- Records supplied -
┌────────

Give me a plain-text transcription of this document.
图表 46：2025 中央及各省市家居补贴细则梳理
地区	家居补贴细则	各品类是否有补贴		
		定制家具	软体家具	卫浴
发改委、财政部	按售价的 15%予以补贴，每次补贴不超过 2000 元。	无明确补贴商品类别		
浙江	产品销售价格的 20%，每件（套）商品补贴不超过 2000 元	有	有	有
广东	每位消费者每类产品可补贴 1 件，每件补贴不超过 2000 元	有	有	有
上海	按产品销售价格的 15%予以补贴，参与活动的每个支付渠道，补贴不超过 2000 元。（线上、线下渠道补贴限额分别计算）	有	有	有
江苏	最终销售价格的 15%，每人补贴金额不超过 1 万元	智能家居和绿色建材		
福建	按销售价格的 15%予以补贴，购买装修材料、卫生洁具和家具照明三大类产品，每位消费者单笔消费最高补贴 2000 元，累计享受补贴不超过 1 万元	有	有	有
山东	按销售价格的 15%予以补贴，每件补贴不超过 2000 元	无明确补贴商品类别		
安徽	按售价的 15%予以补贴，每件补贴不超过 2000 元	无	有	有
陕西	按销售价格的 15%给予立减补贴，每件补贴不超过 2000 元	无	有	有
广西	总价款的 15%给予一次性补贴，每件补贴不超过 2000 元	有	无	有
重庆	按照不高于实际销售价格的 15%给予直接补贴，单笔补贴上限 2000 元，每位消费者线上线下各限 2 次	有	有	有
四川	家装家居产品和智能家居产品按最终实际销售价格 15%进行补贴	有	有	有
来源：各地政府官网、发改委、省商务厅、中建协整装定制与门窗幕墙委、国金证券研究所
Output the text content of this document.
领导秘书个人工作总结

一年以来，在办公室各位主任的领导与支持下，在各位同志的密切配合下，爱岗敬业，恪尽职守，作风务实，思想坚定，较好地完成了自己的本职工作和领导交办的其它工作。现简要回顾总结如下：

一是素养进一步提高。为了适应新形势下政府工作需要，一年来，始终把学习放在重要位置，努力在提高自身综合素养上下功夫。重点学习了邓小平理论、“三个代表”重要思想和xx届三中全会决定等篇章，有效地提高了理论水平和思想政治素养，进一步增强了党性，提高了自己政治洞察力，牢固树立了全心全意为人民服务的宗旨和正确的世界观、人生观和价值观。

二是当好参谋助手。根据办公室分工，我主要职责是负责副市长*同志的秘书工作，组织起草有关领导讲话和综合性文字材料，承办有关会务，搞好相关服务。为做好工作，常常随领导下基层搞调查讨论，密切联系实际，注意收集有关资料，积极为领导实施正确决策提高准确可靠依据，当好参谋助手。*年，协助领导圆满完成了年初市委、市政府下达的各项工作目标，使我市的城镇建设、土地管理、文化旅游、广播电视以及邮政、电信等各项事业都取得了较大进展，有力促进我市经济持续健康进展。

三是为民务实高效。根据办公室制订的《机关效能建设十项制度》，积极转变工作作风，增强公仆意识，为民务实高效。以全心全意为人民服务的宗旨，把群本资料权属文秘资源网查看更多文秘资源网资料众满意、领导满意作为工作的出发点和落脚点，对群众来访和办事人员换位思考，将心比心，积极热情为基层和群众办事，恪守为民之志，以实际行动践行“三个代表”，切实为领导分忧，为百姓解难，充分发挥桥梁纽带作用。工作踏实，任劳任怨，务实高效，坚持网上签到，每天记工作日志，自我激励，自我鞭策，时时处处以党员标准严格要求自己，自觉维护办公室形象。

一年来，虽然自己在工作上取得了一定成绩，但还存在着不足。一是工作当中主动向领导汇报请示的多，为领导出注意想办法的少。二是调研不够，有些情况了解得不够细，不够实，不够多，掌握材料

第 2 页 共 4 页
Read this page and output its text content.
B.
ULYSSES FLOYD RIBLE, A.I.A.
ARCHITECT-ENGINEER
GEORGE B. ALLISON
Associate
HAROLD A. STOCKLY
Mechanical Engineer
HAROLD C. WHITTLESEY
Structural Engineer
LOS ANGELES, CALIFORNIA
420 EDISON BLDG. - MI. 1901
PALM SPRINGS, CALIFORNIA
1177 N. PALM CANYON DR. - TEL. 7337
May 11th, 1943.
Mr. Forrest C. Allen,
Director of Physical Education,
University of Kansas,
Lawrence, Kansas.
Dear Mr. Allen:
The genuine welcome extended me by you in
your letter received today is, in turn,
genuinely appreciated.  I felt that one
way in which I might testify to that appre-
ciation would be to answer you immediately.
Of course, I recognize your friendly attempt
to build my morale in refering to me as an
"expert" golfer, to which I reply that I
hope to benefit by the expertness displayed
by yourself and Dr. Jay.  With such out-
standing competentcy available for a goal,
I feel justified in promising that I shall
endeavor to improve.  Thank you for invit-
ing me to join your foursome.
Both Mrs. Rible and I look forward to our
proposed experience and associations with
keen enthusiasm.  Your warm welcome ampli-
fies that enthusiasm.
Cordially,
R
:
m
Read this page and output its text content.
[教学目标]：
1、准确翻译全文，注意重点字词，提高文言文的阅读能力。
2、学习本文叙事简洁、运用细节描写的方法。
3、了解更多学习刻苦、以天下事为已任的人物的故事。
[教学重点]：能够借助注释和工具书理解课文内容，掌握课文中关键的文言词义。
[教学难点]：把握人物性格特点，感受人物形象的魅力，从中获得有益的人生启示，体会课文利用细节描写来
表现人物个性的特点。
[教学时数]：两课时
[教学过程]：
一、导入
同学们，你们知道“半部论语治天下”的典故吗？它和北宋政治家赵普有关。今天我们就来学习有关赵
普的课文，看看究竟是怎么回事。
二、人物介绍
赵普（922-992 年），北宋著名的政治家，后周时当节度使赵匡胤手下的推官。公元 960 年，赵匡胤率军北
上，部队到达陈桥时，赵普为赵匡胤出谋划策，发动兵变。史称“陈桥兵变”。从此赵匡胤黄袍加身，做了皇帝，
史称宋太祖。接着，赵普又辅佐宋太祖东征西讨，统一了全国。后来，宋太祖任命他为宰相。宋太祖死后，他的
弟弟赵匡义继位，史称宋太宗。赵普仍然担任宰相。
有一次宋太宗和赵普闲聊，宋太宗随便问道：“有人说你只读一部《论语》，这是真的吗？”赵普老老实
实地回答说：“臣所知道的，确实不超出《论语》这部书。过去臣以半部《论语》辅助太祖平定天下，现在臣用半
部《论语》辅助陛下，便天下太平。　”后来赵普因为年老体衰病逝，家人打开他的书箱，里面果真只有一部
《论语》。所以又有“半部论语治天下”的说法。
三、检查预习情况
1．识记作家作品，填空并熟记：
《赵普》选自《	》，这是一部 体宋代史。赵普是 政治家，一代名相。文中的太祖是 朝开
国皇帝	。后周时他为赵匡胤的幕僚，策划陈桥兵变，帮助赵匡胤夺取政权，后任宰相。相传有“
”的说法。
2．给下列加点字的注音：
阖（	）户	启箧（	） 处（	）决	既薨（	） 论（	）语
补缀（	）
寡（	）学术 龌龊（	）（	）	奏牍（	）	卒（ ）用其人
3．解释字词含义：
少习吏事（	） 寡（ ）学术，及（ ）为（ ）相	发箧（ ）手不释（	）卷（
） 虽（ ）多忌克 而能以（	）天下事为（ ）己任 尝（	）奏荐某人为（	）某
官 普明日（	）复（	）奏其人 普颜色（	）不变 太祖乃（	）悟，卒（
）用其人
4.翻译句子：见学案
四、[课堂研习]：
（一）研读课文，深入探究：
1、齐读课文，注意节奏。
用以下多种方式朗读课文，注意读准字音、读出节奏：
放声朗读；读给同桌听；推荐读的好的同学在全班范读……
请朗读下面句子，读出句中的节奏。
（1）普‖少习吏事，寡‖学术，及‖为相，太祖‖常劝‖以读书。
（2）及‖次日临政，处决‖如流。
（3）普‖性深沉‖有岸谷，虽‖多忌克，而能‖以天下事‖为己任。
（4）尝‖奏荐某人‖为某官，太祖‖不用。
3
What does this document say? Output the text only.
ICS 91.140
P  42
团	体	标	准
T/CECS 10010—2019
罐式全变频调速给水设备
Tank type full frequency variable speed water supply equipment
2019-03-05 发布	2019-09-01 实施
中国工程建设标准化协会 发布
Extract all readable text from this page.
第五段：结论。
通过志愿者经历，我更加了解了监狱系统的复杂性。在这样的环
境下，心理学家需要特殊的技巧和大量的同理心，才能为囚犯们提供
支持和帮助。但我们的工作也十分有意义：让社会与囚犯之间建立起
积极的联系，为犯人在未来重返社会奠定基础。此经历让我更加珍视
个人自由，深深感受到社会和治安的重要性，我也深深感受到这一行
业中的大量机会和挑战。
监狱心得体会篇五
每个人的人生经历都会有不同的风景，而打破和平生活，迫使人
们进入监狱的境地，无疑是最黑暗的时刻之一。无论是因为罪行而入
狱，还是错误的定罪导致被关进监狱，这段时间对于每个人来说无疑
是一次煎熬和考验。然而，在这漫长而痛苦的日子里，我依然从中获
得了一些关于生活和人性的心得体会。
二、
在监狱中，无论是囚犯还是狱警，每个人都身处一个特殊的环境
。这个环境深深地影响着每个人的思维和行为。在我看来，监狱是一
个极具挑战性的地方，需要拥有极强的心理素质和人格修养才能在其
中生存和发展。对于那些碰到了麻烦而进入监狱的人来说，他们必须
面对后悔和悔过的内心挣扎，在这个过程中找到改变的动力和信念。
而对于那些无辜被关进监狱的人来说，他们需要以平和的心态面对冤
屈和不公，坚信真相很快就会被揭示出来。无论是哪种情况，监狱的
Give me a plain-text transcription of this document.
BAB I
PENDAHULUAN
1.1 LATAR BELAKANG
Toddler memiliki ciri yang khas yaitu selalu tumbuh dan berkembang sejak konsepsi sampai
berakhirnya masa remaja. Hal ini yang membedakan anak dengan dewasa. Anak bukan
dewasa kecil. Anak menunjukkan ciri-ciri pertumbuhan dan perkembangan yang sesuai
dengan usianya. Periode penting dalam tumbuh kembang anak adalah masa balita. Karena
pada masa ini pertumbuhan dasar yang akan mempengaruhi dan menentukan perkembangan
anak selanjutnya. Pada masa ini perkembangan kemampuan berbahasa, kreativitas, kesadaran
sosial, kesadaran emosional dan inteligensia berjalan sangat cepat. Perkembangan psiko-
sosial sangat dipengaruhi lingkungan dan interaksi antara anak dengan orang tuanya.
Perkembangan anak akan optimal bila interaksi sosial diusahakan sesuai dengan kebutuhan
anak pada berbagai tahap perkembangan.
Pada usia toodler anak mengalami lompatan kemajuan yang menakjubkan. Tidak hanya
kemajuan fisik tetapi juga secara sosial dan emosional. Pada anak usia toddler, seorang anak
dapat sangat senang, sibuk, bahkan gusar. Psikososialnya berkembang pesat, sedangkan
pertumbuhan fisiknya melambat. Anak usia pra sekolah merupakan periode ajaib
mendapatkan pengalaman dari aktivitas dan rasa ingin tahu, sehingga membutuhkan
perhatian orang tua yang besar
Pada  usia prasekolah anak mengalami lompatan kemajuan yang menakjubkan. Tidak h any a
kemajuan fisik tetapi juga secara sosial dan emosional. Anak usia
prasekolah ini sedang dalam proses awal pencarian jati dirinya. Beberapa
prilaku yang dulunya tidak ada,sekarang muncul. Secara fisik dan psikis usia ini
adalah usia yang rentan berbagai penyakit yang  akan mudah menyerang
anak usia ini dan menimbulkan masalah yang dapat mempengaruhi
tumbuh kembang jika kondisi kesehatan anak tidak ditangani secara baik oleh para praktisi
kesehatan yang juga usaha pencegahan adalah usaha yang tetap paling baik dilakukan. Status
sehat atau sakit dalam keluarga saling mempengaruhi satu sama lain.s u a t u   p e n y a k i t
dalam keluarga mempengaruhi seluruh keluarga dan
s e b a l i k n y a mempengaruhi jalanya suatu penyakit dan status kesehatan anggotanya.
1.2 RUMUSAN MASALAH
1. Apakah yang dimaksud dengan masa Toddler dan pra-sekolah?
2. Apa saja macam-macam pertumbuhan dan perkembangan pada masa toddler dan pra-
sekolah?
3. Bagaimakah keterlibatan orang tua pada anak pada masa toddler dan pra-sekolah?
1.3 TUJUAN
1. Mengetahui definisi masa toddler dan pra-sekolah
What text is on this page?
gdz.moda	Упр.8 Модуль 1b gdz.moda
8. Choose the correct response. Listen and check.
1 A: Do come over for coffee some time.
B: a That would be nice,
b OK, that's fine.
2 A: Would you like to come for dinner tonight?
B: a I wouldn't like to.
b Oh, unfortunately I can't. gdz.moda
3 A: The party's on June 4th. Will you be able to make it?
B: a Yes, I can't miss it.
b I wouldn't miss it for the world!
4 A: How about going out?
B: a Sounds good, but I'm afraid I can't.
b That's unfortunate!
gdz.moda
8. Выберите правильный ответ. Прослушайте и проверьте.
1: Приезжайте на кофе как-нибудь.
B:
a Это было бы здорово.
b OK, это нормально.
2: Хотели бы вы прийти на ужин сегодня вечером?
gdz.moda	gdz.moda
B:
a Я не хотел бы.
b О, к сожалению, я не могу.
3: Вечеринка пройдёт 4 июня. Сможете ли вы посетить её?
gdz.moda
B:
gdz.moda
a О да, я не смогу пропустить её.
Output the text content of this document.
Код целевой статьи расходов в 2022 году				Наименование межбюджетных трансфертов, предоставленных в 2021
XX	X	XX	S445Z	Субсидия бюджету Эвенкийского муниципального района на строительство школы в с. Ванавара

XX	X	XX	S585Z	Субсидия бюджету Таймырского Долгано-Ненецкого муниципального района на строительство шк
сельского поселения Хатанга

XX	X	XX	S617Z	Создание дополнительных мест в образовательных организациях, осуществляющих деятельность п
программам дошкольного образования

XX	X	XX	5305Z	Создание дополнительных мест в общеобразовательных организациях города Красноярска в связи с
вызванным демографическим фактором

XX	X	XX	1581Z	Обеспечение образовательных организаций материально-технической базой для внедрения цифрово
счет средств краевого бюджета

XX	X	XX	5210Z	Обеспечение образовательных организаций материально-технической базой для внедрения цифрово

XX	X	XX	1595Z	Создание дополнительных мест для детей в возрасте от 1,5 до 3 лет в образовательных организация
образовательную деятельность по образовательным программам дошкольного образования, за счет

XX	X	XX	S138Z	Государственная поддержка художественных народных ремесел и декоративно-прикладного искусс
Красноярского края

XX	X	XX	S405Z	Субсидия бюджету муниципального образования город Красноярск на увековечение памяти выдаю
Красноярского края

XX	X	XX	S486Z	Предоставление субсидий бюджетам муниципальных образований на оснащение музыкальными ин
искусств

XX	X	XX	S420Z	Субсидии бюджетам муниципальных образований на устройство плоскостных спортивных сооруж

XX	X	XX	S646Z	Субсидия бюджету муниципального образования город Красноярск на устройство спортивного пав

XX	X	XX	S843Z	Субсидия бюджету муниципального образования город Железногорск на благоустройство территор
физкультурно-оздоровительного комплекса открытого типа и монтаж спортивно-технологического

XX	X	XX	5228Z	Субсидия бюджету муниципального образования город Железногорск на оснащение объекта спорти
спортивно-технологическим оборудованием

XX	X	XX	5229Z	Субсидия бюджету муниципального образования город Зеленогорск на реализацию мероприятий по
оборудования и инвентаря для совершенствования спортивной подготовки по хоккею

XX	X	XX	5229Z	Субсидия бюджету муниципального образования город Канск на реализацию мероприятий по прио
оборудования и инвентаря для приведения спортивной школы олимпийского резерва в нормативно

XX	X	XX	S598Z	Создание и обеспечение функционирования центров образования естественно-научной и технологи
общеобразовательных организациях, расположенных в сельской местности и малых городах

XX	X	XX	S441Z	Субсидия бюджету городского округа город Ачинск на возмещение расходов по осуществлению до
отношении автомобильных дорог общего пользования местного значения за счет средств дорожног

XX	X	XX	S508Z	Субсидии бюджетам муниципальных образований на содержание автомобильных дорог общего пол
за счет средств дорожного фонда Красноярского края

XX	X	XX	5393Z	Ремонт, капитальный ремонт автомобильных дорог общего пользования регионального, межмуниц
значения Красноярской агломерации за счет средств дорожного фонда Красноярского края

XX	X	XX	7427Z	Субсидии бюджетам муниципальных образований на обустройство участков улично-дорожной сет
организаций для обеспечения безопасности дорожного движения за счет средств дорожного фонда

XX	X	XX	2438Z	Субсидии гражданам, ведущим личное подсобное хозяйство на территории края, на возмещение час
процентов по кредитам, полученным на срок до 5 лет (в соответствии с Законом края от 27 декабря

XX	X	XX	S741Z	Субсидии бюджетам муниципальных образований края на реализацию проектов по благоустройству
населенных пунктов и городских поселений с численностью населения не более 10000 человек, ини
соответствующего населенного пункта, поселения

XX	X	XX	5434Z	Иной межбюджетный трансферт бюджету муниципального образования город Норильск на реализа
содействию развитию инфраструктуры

└────────

- Exercise details -
Only the number is wanted: how many lines above include the word "kesehatan"?

- The solution -
3